▶ _REQUIREMENT_: Repeat every line exactly, keeping the pictures out of the copy.

▶ _DATASET_:

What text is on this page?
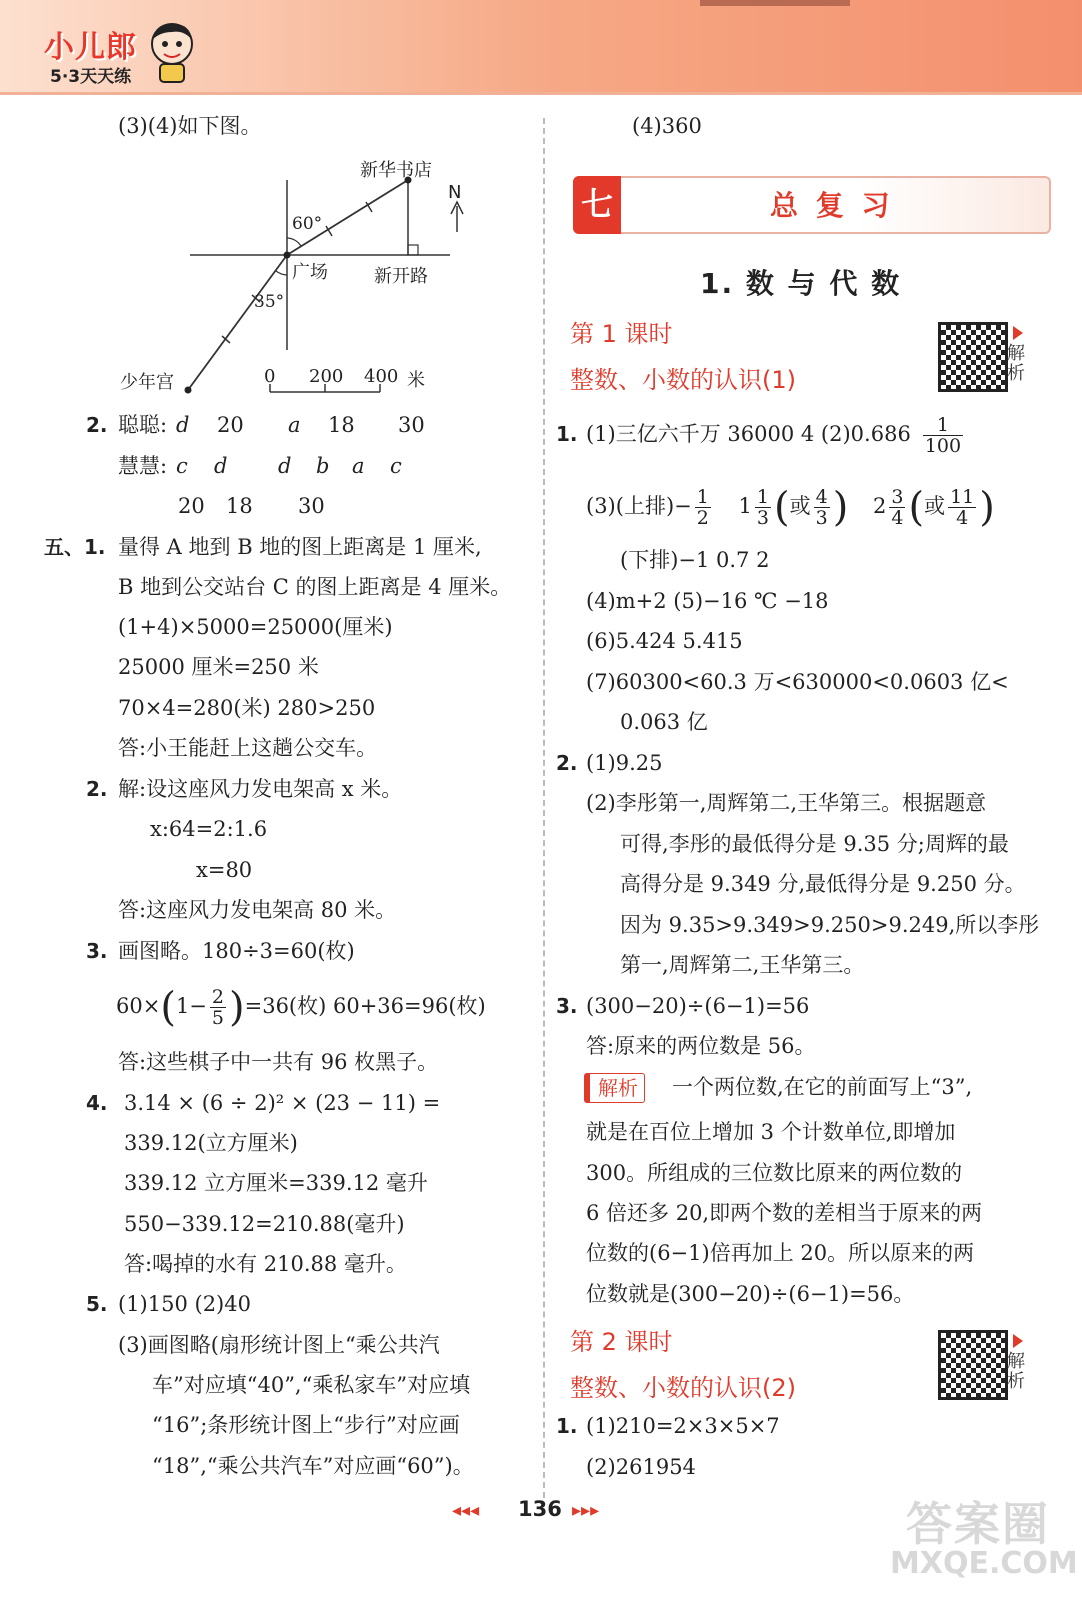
小儿郎
5·3天天练
(3)(4)如下图。
新华书店
N
60°
广场	新开路
35°
少年宫	0 200 400 米
2. 聪聪: d 20 a 18 30
慧慧: c d d b a c
20 18 30
五、1. 量得 A 地到 B 地的图上距离是 1 厘米,
B 地到公交站台 C 的图上距离是 4 厘米。
(1+4)×5000=25000(厘米)
25000 厘米=250 米
70×4=280(米) 280>250
答:小王能赶上这趟公交车。
2. 解:设这座风力发电架高 x 米。
x:64=2:1.6
x=80
答:这座风力发电架高 80 米。
3. 画图略。180÷3=60(枚)
$60\times(1- \frac{2}{5} )=36$(枚) 60+36=96(枚)
答:这些棋子中一共有 96 枚黑子。
4. 3.14 × (6 ÷ 2)² × (23 − 11) =
339.12(立方厘米)
339.12 立方厘米=339.12 毫升
550−339.12=210.88(毫升)
答:喝掉的水有 210.88 毫升。
5. (1)150 (2)40
(3)画图略(扇形统计图上“乘公共汽
车”对应填“40”,“乘私家车”对应填
“16”;条形统计图上“步行”对应画
“18”,“乘公共汽车”对应画“60”)。
(4)360
七	总 复 习
1. 数 与 代 数
第 1 课时
整数、小数的认识(1)
解析
1. (1)三亿六千万 36000 4 $(2)0.686 \frac{1}{100}$
(3)(上排)− $\frac{1}{2} 1 \frac{1}{3}$ (或 $\frac{4}{3}$ ) $2 \frac{3}{4}$ (或 $\frac{11}{4}$ )
(下排)−1 0.7 2
(4)m+2 (5)−16 ℃ −18
(6)5.424 5.415
(7)60300<60.3 万<630000<0.0603 亿<
0.063 亿
2. (1)9.25
(2)李彤第一,周辉第二,王华第三。根据题意
可得,李彤的最低得分是 9.35 分;周辉的最
高得分是 9.349 分,最低得分是 9.250 分。
因为 9.35>9.349>9.250>9.249,所以李彤
第一,周辉第二,王华第三。
3. (300−20)÷(6−1)=56
答:原来的两位数是 56。
解析	一个两位数,在它的前面写上“3”,
就是在百位上增加 3 个计数单位,即增加
300。所组成的三位数比原来的两位数的
6 倍还多 20,即两个数的差相当于原来的两
位数的(6−1)倍再加上 20。所以原来的两
位数就是(300−20)÷(6−1)=56。
第 2 课时
整数、小数的认识(2)
解析
1. (1)210=2×3×5×7
(2)261954
◂◂◂ 136 ▸▸▸	答案圈
MXQE.COM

▶ _RESULT OF THE EXERCISE_:
What text is on this page?
小儿郎
5·3天天练
(3)(4)如下图。
新华书店
N
60°
广场	新开路
35°
少年宫	0 200 400 米
2. 聪聪: d 20 a 18 30
慧慧: c d d b a c
20 18 30
五、1. 量得 A 地到 B 地的图上距离是 1 厘米,
B 地到公交站台 C 的图上距离是 4 厘米。
(1+4)×5000=25000(厘米)
25000 厘米=250 米
70×4=280(米) 280>250
答:小王能赶上这趟公交车。
2. 解:设这座风力发电架高 x 米。
x:64=2:1.6
x=80
答:这座风力发电架高 80 米。
3. 画图略。180÷3=60(枚)
$60\times(1- \frac{2}{5} )=36$(枚) 60+36=96(枚)
答:这些棋子中一共有 96 枚黑子。
4. 3.14 × (6 ÷ 2)² × (23 − 11) =
339.12(立方厘米)
339.12 立方厘米=339.12 毫升
550−339.12=210.88(毫升)
答:喝掉的水有 210.88 毫升。
5. (1)150 (2)40
(3)画图略(扇形统计图上“乘公共汽
车”对应填“40”,“乘私家车”对应填
“16”;条形统计图上“步行”对应画
“18”,“乘公共汽车”对应画“60”)。
(4)360
七	总 复 习
1. 数 与 代 数
第 1 课时
整数、小数的认识(1)
解析
1. (1)三亿六千万 36000 4 $(2)0.686 \frac{1}{100}$
(3)(上排)− $\frac{1}{2} 1 \frac{1}{3}$ (或 $\frac{4}{3}$ ) $2 \frac{3}{4}$ (或 $\frac{11}{4}$ )
(下排)−1 0.7 2
(4)m+2 (5)−16 ℃ −18
(6)5.424 5.415
(7)60300<60.3 万<630000<0.0603 亿<
0.063 亿
2. (1)9.25
(2)李彤第一,周辉第二,王华第三。根据题意
可得,李彤的最低得分是 9.35 分;周辉的最
高得分是 9.349 分,最低得分是 9.250 分。
因为 9.35>9.349>9.250>9.249,所以李彤
第一,周辉第二,王华第三。
3. (300−20)÷(6−1)=56
答:原来的两位数是 56。
解析	一个两位数,在它的前面写上“3”,
就是在百位上增加 3 个计数单位,即增加
300。所组成的三位数比原来的两位数的
6 倍还多 20,即两个数的差相当于原来的两
位数的(6−1)倍再加上 20。所以原来的两
位数就是(300−20)÷(6−1)=56。
第 2 课时
整数、小数的认识(2)
解析
1. (1)210=2×3×5×7
(2)261954
◂◂◂ 136 ▸▸▸	答案圈
MXQE.COM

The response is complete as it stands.